▶ Exercise details
Reply with one number only, the count of lines holding the string "which".

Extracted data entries
═══
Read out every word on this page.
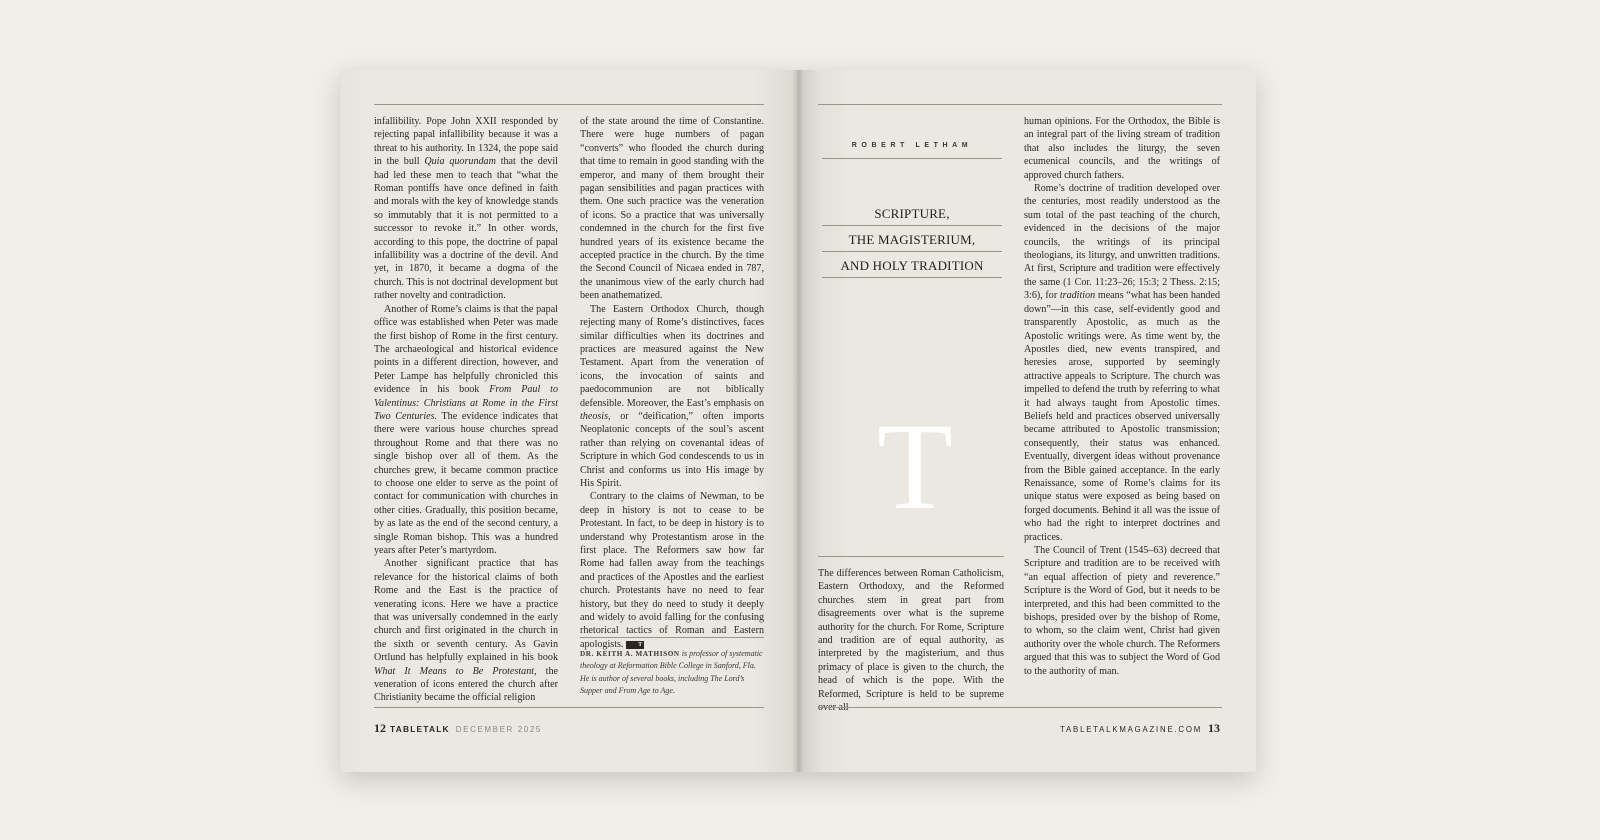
infallibility. Pope John XXII responded by rejecting papal infallibility because it was a threat to his authority. In 1324, the pope said in the bull Quia quorundam that the devil had led these men to teach that “what the Roman pontiffs have once defined in faith and morals with the key of knowledge stands so immutably that it is not permitted to a successor to revoke it.” In other words, according to this pope, the doctrine of papal infallibility was a doctrine of the devil. And yet, in 1870, it became a dogma of the church. This is not doctrinal development but rather novelty and contradiction.

Another of Rome’s claims is that the papal office was established when Peter was made the first bishop of Rome in the first century. The archaeological and historical evidence points in a different direction, however, and Peter Lampe has helpfully chronicled this evidence in his book From Paul to Valentinus: Christians at Rome in the First Two Centuries. The evidence indicates that there were various house churches spread throughout Rome and that there was no single bishop over all of them. As the churches grew, it became common practice to choose one elder to serve as the point of contact for communication with churches in other cities. Gradually, this position became, by as late as the end of the second century, a single Roman bishop. This was a hundred years after Peter’s martyrdom.

Another significant practice that has relevance for the historical claims of both Rome and the East is the practice of venerating icons. Here we have a practice that was universally condemned in the early church and first originated in the church in the sixth or seventh century. As Gavin Ortlund has helpfully explained in his book What It Means to Be Protestant, the veneration of icons entered the church after Christianity became the official religion

of the state around the time of Constantine. There were huge numbers of pagan “converts” who flooded the church during that time to remain in good standing with the emperor, and many of them brought their pagan sensibilities and pagan practices with them. One such practice was the veneration of icons. So a practice that was universally condemned in the church for the first five hundred years of its existence became the accepted practice in the church. By the time the Second Council of Nicaea ended in 787, the unanimous view of the early church had been anathematized.

The Eastern Orthodox Church, though rejecting many of Rome’s distinctives, faces similar difficulties when its doctrines and practices are measured against the New Testament. Apart from the veneration of icons, the invocation of saints and paedocommunion are not biblically defensible. Moreover, the East’s emphasis on theosis, or “deification,” often imports Neoplatonic concepts of the soul’s ascent rather than relying on covenantal ideas of Scripture in which God condescends to us in Christ and conforms us into His image by His Spirit.

Contrary to the claims of Newman, to be deep in history is not to cease to be Protestant. In fact, to be deep in history is to understand why Protestantism arose in the first place. The Reformers saw how far Rome had fallen away from the teachings and practices of the Apostles and the earliest church. Protestants have no need to fear history, but they do need to study it deeply and widely to avoid falling for the confusing rhetorical tactics of Roman and Eastern apologists. T

DR. KEITH A. MATHISON is professor of systematic theology at Reformation Bible College in Sanford, Fla. He is author of several books, including The Lord’s Supper and From Age to Age.
12 TABLETALK DECEMBER 2025
ROBERT LETHAM
SCRIPTURE,
THE MAGISTERIUM,
AND HOLY TRADITION
T

The differences between Roman Catholicism, Eastern Orthodoxy, and the Reformed churches stem in great part from disagreements over what is the supreme authority for the church. For Rome, Scripture and tradition are of equal authority, as interpreted by the magisterium, and thus primacy of place is given to the church, the head of which is the pope. With the Reformed, Scripture is held to be supreme

human opinions. For the Orthodox, the Bible is an integral part of the living stream of tradition that also includes the liturgy, the seven ecumenical councils, and the writings of approved church fathers.

Rome’s doctrine of tradition developed over the centuries, most readily understood as the sum total of the past teaching of the church, evidenced in the decisions of the major councils, the writings of its principal theologians, its liturgy, and unwritten traditions. At first, Scripture and tradition were effectively the same (1 Cor. 11:23–26; 15:3; 2 Thess. 2:15; 3:6), for tradition means “what has been handed down”—in this case, self-evidently good and transparently Apostolic, as much as the Apostolic writings were. As time went by, the Apostles died, new events transpired, and heresies arose, supported by seemingly attractive appeals to Scripture. The church was impelled to defend the truth by referring to what it had always taught from Apostolic times. Beliefs held and practices observed universally became attributed to Apostolic transmission; consequently, their status was enhanced. Eventually, divergent ideas without provenance from the Bible gained acceptance. In the early Renaissance, some of Rome’s claims for its unique status were exposed as being based on forged documents. Behind it all was the issue of who had the right to interpret doctrines and practices.

The Council of Trent (1545–63) decreed that Scripture and tradition are to be received with “an equal affection of piety and reverence.” Scripture is the Word of God, but it needs to be interpreted, and this had been committed to the bishops, presided over by the bishop of Rome, to whom, so the claim went, Christ had given authority over the whole church. The Reformers argued that this was to subject the Word of God to the authority of man.

TABLETALKMAGAZINE.COM 13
═══
▶ Full output
2